| Supplied material |
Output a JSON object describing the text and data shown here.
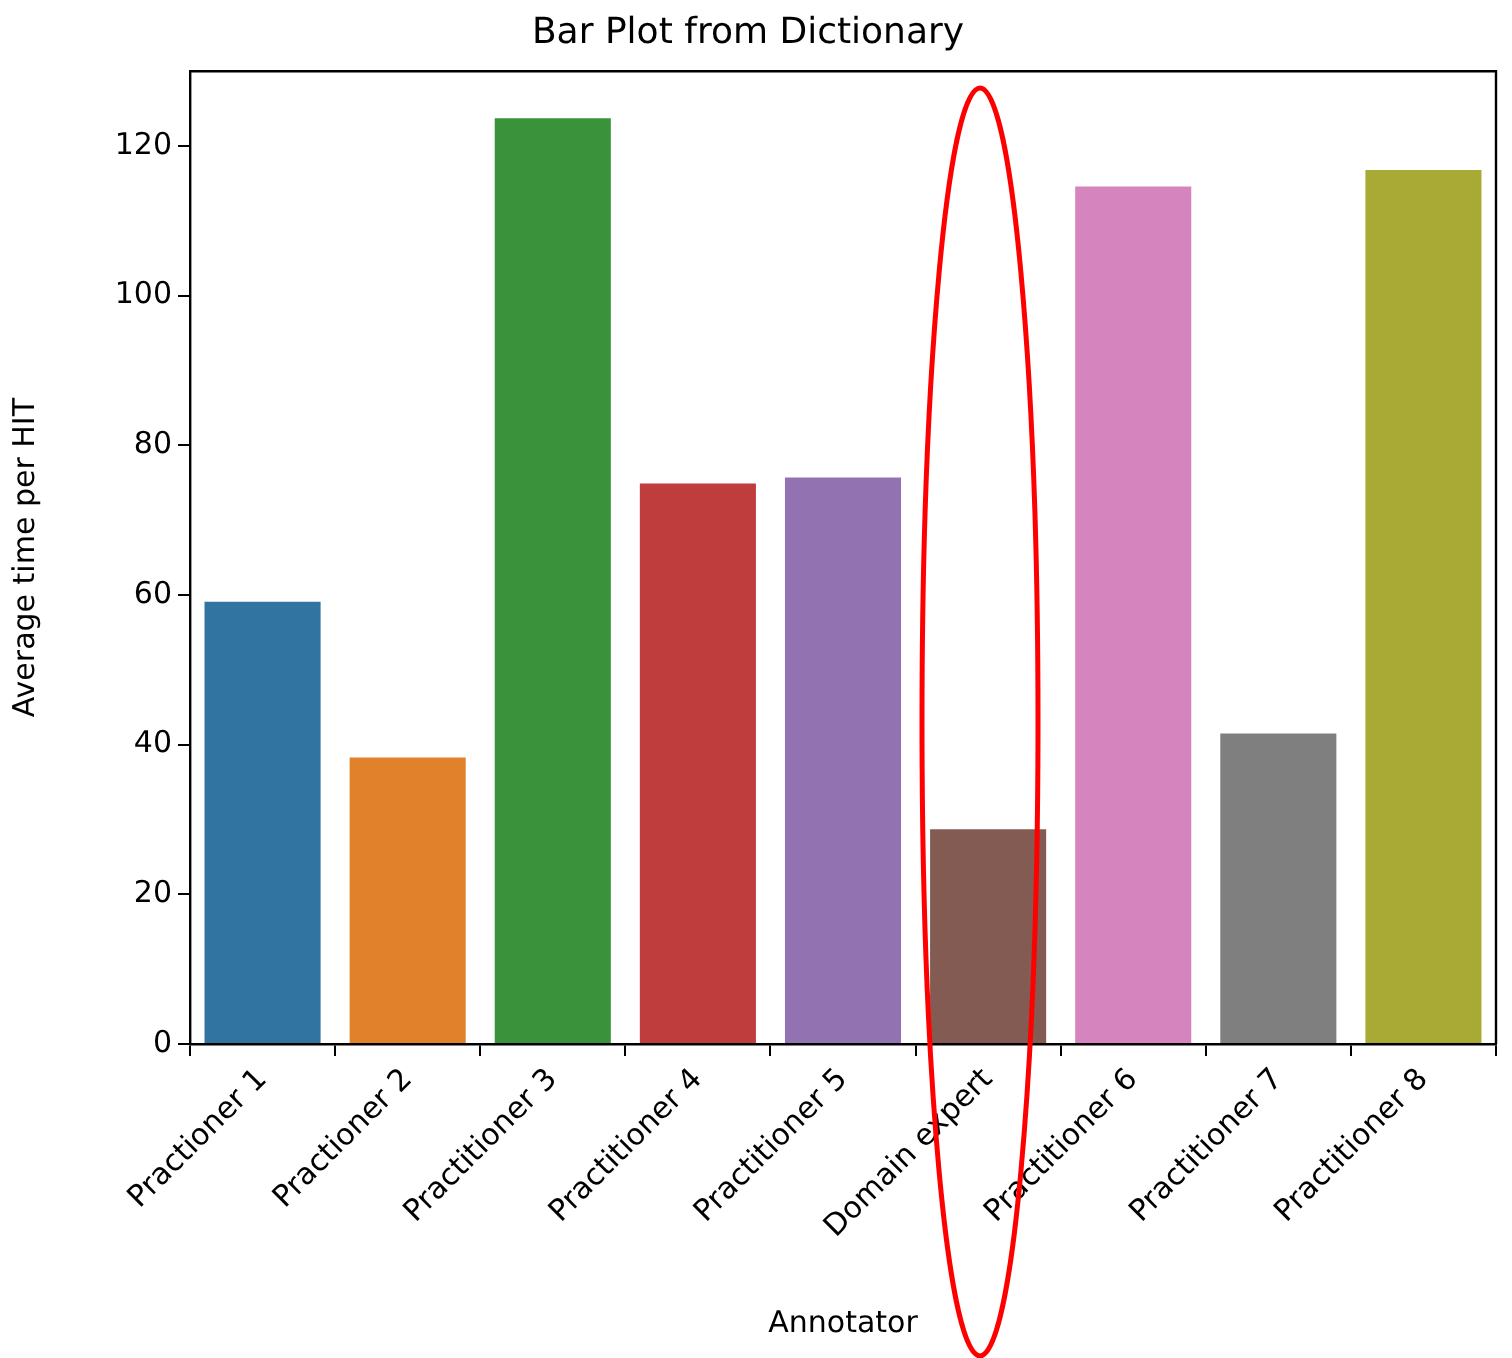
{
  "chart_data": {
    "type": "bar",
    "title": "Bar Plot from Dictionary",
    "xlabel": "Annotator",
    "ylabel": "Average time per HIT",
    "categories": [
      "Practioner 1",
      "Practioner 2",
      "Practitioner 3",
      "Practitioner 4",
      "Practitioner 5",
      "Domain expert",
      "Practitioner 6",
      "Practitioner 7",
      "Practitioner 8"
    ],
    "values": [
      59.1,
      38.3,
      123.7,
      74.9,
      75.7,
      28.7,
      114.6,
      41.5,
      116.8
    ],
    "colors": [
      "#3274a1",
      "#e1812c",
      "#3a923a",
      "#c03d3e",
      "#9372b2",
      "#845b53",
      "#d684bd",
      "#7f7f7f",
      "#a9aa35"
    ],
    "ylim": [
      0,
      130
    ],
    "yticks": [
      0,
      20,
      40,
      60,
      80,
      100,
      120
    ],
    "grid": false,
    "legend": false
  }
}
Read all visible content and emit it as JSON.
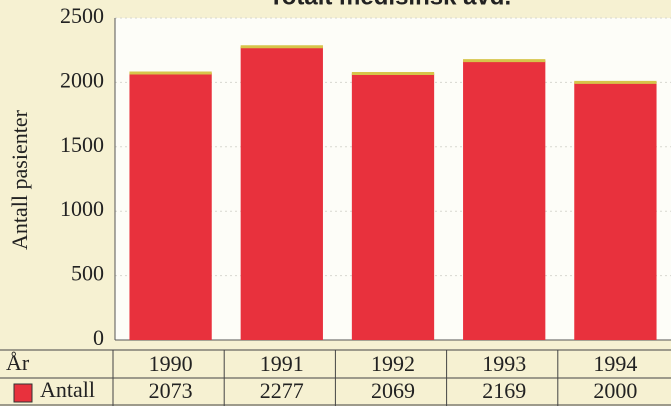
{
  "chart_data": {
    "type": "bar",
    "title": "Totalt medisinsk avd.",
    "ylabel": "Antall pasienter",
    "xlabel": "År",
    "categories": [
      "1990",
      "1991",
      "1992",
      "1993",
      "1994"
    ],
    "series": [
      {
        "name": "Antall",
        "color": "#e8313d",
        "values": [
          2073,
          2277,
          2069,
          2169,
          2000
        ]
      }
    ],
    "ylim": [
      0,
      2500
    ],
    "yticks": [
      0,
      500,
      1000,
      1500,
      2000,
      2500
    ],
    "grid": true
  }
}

---

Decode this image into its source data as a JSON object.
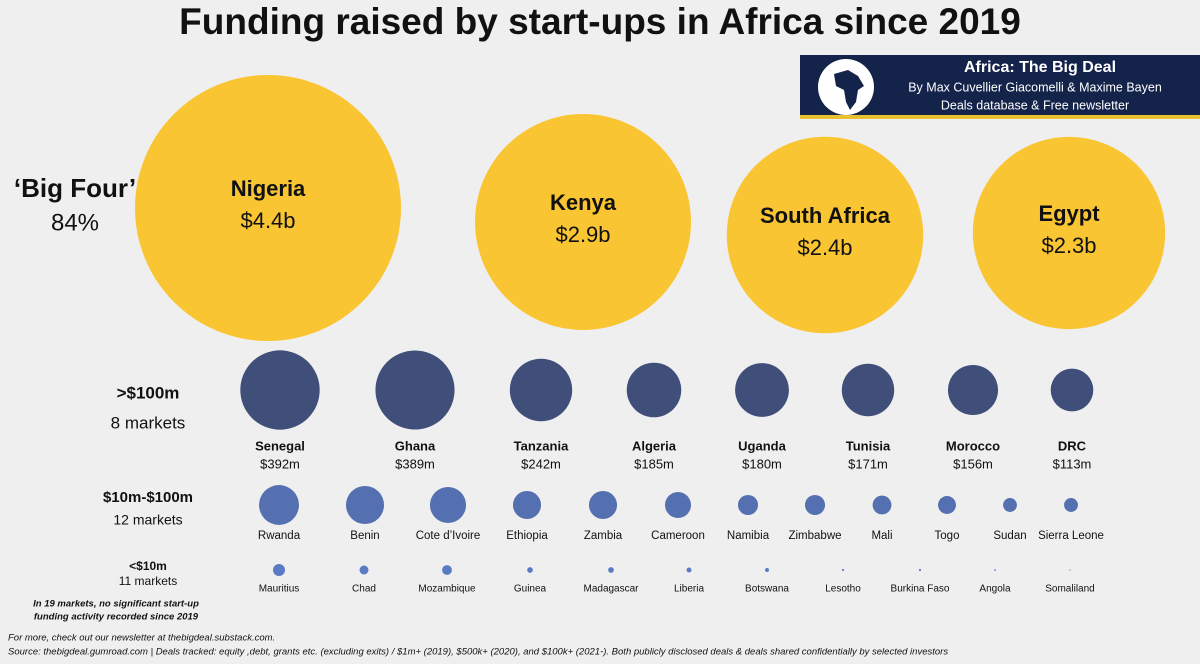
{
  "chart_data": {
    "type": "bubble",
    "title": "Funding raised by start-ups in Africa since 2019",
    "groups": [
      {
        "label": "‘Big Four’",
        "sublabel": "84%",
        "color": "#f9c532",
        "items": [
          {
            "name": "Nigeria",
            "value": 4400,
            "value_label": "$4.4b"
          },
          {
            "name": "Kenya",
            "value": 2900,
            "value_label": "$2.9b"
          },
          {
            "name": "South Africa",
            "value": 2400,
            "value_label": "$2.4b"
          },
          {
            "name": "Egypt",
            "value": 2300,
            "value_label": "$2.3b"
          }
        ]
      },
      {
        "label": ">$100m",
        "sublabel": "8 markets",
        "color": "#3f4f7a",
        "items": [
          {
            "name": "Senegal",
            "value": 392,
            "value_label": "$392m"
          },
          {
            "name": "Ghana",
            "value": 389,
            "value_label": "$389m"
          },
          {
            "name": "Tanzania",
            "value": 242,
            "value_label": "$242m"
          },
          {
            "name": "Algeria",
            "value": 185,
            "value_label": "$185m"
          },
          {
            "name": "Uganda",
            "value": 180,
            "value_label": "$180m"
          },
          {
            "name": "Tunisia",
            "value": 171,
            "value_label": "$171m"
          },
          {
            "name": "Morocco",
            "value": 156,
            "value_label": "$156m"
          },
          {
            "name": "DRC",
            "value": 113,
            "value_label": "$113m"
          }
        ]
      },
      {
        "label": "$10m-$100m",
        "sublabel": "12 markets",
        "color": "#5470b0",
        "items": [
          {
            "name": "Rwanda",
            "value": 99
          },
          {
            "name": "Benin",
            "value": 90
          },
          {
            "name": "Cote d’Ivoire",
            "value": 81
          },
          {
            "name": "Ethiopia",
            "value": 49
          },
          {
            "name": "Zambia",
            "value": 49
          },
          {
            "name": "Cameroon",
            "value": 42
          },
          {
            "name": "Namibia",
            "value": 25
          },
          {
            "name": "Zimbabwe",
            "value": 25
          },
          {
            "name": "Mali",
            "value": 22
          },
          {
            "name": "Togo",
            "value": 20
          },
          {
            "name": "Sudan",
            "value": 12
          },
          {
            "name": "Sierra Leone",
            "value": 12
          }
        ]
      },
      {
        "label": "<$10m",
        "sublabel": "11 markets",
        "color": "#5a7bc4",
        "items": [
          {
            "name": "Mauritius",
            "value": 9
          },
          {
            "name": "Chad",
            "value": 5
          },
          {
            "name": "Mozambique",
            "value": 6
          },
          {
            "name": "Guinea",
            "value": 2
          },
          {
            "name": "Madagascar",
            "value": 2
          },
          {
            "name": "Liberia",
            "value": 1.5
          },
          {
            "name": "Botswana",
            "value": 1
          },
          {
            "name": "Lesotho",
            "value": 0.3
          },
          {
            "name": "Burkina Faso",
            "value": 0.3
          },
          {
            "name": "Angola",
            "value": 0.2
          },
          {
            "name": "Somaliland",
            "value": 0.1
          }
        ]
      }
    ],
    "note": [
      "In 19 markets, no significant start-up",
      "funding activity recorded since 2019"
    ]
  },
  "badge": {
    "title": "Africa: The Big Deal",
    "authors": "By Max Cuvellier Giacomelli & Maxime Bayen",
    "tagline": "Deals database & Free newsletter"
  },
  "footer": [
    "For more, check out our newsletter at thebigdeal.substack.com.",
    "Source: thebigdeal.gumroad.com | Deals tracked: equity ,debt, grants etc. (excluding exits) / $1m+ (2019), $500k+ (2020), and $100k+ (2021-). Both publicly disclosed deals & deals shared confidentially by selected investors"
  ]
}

==

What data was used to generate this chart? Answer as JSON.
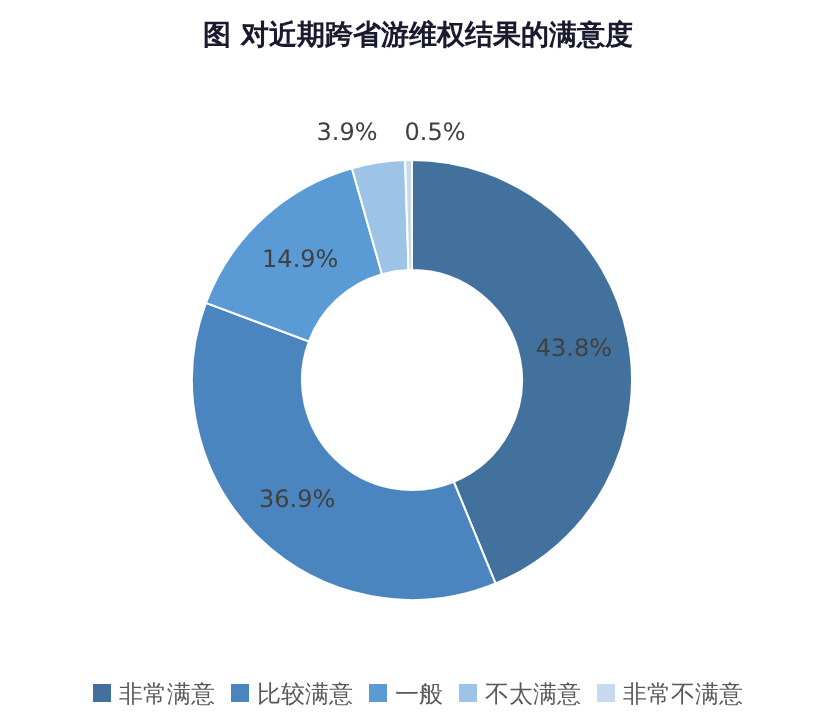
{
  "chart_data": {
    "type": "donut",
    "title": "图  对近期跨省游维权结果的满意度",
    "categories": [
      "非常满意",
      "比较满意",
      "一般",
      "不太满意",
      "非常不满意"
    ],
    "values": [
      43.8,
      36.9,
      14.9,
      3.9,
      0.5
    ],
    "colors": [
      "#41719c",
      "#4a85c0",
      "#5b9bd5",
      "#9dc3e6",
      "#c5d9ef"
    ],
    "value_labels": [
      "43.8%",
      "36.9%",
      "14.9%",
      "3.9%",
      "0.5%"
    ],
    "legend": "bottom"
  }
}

| Work required |
Find how many lines in the listing contain the word "type" and give that count alone.

| Solution for this problem |
4